YOUR OBJECTIVE -
All of the data needs to be repeated exactly.

RECORDS SHOWN -

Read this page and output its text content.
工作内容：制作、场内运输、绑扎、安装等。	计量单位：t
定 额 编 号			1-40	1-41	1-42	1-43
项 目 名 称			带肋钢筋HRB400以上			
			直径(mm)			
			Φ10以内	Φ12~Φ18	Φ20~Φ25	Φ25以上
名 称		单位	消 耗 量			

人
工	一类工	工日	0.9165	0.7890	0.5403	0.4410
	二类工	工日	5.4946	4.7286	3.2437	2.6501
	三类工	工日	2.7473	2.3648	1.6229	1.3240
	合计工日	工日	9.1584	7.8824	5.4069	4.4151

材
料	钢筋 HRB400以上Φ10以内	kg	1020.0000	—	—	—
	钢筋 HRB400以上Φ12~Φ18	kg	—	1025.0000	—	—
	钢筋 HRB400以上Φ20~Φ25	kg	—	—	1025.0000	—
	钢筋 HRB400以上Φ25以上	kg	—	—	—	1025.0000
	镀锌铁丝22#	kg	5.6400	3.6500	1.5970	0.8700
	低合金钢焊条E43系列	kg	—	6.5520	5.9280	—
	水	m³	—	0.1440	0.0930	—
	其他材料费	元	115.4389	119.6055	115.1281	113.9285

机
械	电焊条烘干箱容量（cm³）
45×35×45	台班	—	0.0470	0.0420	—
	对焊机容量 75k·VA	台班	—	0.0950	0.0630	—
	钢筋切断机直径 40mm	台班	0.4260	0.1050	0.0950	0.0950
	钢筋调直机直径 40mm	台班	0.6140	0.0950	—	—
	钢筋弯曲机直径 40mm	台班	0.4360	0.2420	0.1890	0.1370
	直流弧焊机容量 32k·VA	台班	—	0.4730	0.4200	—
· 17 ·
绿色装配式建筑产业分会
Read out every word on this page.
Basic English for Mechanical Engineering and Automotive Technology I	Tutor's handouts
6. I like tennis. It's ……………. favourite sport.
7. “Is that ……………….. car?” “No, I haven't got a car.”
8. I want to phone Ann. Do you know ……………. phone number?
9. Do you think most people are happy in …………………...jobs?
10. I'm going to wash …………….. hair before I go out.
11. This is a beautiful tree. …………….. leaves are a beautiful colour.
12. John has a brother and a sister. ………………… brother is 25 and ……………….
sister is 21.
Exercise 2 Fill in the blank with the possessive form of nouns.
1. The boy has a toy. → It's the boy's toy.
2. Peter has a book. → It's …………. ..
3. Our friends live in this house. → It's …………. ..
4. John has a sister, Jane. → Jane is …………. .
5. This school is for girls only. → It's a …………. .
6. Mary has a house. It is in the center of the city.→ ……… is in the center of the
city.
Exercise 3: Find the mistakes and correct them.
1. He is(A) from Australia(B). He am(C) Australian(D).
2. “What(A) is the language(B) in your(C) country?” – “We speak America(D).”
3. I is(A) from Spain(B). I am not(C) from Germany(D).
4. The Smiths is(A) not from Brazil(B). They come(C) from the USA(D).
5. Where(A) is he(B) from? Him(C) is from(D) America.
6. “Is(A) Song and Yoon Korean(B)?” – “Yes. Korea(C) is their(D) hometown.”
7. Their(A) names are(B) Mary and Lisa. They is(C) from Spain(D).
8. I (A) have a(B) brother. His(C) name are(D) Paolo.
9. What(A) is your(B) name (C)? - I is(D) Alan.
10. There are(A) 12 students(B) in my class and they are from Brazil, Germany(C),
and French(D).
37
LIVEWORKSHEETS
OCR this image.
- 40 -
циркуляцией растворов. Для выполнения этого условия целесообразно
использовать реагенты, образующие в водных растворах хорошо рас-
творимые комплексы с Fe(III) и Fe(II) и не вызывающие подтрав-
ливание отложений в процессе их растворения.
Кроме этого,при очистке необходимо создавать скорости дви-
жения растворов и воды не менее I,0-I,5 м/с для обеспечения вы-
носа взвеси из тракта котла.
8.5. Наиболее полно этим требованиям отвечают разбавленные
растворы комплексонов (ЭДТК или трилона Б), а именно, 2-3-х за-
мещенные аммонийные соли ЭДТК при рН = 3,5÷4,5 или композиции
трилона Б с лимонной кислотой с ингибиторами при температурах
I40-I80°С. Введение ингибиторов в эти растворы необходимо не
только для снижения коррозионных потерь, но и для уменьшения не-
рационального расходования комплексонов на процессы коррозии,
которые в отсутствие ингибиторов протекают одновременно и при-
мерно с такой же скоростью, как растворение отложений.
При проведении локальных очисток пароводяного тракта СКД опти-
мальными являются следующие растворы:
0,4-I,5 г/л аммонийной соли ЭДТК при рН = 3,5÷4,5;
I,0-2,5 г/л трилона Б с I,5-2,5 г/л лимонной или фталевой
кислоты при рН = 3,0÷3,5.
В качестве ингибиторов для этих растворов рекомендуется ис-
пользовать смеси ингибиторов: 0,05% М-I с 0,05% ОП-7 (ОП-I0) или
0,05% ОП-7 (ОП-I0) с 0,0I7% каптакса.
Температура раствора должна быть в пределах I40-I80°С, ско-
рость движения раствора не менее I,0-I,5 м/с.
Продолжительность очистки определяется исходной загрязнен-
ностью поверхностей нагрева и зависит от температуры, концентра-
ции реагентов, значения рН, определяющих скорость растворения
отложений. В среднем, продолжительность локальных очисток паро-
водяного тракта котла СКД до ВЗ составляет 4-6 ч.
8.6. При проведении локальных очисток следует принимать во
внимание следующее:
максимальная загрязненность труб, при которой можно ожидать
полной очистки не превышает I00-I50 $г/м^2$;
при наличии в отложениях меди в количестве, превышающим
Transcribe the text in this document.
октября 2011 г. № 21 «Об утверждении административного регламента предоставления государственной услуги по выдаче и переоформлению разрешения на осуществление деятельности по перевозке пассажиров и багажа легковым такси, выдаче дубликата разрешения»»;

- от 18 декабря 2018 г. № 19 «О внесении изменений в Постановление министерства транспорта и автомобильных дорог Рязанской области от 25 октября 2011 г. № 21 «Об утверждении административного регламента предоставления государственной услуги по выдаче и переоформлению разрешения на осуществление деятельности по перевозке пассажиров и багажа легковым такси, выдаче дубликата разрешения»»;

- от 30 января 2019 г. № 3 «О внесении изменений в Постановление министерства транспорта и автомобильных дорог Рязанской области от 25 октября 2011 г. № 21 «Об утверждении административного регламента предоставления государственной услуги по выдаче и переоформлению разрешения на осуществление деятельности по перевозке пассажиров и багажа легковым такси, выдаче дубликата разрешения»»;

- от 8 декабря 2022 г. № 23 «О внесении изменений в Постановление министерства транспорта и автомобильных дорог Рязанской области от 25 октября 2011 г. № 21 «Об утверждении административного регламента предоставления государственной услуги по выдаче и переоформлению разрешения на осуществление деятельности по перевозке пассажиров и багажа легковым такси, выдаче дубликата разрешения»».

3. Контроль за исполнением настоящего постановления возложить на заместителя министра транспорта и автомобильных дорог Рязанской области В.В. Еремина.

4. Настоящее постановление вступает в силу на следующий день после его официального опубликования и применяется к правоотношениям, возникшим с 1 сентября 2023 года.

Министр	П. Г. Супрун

EXERCISE RESULT -
Read this page and output its text content.
工作内容：制作、场内运输、绑扎、安装等。	计量单位：t
定 额 编 号			1-40	1-41	1-42	1-43
项 目 名 称			带肋钢筋HRB400以上			
			直径(mm)			
			Φ10以内	Φ12~Φ18	Φ20~Φ25	Φ25以上
名 称		单位	消 耗 量			

人
工	一类工	工日	0.9165	0.7890	0.5403	0.4410
	二类工	工日	5.4946	4.7286	3.2437	2.6501
	三类工	工日	2.7473	2.3648	1.6229	1.3240
	合计工日	工日	9.1584	7.8824	5.4069	4.4151

材
料	钢筋 HRB400以上Φ10以内	kg	1020.0000	—	—	—
	钢筋 HRB400以上Φ12~Φ18	kg	—	1025.0000	—	—
	钢筋 HRB400以上Φ20~Φ25	kg	—	—	1025.0000	—
	钢筋 HRB400以上Φ25以上	kg	—	—	—	1025.0000
	镀锌铁丝22#	kg	5.6400	3.6500	1.5970	0.8700
	低合金钢焊条E43系列	kg	—	6.5520	5.9280	—
	水	m³	—	0.1440	0.0930	—
	其他材料费	元	115.4389	119.6055	115.1281	113.9285

机
械	电焊条烘干箱容量（cm³）
45×35×45	台班	—	0.0470	0.0420	—
	对焊机容量 75k·VA	台班	—	0.0950	0.0630	—
	钢筋切断机直径 40mm	台班	0.4260	0.1050	0.0950	0.0950
	钢筋调直机直径 40mm	台班	0.6140	0.0950	—	—
	钢筋弯曲机直径 40mm	台班	0.4360	0.2420	0.1890	0.1370
	直流弧焊机容量 32k·VA	台班	—	0.4730	0.4200	—
· 17 ·
绿色装配式建筑产业分会
Read out every word on this page.
Basic English for Mechanical Engineering and Automotive Technology I	Tutor's handouts
6. I like tennis. It's ……………. favourite sport.
7. “Is that ……………….. car?” “No, I haven't got a car.”
8. I want to phone Ann. Do you know ……………. phone number?
9. Do you think most people are happy in …………………...jobs?
10. I'm going to wash …………….. hair before I go out.
11. This is a beautiful tree. …………….. leaves are a beautiful colour.
12. John has a brother and a sister. ………………… brother is 25 and ……………….
sister is 21.
Exercise 2 Fill in the blank with the possessive form of nouns.
1. The boy has a toy. → It's the boy's toy.
2. Peter has a book. → It's …………. ..
3. Our friends live in this house. → It's …………. ..
4. John has a sister, Jane. → Jane is …………. .
5. This school is for girls only. → It's a …………. .
6. Mary has a house. It is in the center of the city.→ ……… is in the center of the
city.
Exercise 3: Find the mistakes and correct them.
1. He is(A) from Australia(B). He am(C) Australian(D).
2. “What(A) is the language(B) in your(C) country?” – “We speak America(D).”
3. I is(A) from Spain(B). I am not(C) from Germany(D).
4. The Smiths is(A) not from Brazil(B). They come(C) from the USA(D).
5. Where(A) is he(B) from? Him(C) is from(D) America.
6. “Is(A) Song and Yoon Korean(B)?” – “Yes. Korea(C) is their(D) hometown.”
7. Their(A) names are(B) Mary and Lisa. They is(C) from Spain(D).
8. I (A) have a(B) brother. His(C) name are(D) Paolo.
9. What(A) is your(B) name (C)? - I is(D) Alan.
10. There are(A) 12 students(B) in my class and they are from Brazil, Germany(C),
and French(D).
37
LIVEWORKSHEETS
OCR this image.
- 40 -
циркуляцией растворов. Для выполнения этого условия целесообразно
использовать реагенты, образующие в водных растворах хорошо рас-
творимые комплексы с Fe(III) и Fe(II) и не вызывающие подтрав-
ливание отложений в процессе их растворения.
Кроме этого,при очистке необходимо создавать скорости дви-
жения растворов и воды не менее I,0-I,5 м/с для обеспечения вы-
носа взвеси из тракта котла.
8.5. Наиболее полно этим требованиям отвечают разбавленные
растворы комплексонов (ЭДТК или трилона Б), а именно, 2-3-х за-
мещенные аммонийные соли ЭДТК при рН = 3,5÷4,5 или композиции
трилона Б с лимонной кислотой с ингибиторами при температурах
I40-I80°С. Введение ингибиторов в эти растворы необходимо не
только для снижения коррозионных потерь, но и для уменьшения не-
рационального расходования комплексонов на процессы коррозии,
которые в отсутствие ингибиторов протекают одновременно и при-
мерно с такой же скоростью, как растворение отложений.
При проведении локальных очисток пароводяного тракта СКД опти-
мальными являются следующие растворы:
0,4-I,5 г/л аммонийной соли ЭДТК при рН = 3,5÷4,5;
I,0-2,5 г/л трилона Б с I,5-2,5 г/л лимонной или фталевой
кислоты при рН = 3,0÷3,5.
В качестве ингибиторов для этих растворов рекомендуется ис-
пользовать смеси ингибиторов: 0,05% М-I с 0,05% ОП-7 (ОП-I0) или
0,05% ОП-7 (ОП-I0) с 0,0I7% каптакса.
Температура раствора должна быть в пределах I40-I80°С, ско-
рость движения раствора не менее I,0-I,5 м/с.
Продолжительность очистки определяется исходной загрязнен-
ностью поверхностей нагрева и зависит от температуры, концентра-
ции реагентов, значения рН, определяющих скорость растворения
отложений. В среднем, продолжительность локальных очисток паро-
водяного тракта котла СКД до ВЗ составляет 4-6 ч.
8.6. При проведении локальных очисток следует принимать во
внимание следующее:
максимальная загрязненность труб, при которой можно ожидать
полной очистки не превышает I00-I50 $г/м^2$;
при наличии в отложениях меди в количестве, превышающим
Transcribe the text in this document.
октября 2011 г. № 21 «Об утверждении административного регламента предоставления государственной услуги по выдаче и переоформлению разрешения на осуществление деятельности по перевозке пассажиров и багажа легковым такси, выдаче дубликата разрешения»»;

- от 18 декабря 2018 г. № 19 «О внесении изменений в Постановление министерства транспорта и автомобильных дорог Рязанской области от 25 октября 2011 г. № 21 «Об утверждении административного регламента предоставления государственной услуги по выдаче и переоформлению разрешения на осуществление деятельности по перевозке пассажиров и багажа легковым такси, выдаче дубликата разрешения»»;

- от 30 января 2019 г. № 3 «О внесении изменений в Постановление министерства транспорта и автомобильных дорог Рязанской области от 25 октября 2011 г. № 21 «Об утверждении административного регламента предоставления государственной услуги по выдаче и переоформлению разрешения на осуществление деятельности по перевозке пассажиров и багажа легковым такси, выдаче дубликата разрешения»»;

- от 8 декабря 2022 г. № 23 «О внесении изменений в Постановление министерства транспорта и автомобильных дорог Рязанской области от 25 октября 2011 г. № 21 «Об утверждении административного регламента предоставления государственной услуги по выдаче и переоформлению разрешения на осуществление деятельности по перевозке пассажиров и багажа легковым такси, выдаче дубликата разрешения»».

3. Контроль за исполнением настоящего постановления возложить на заместителя министра транспорта и автомобильных дорог Рязанской области В.В. Еремина.

4. Настоящее постановление вступает в силу на следующий день после его официального опубликования и применяется к правоотношениям, возникшим с 1 сентября 2023 года.

Министр	П. Г. Супрун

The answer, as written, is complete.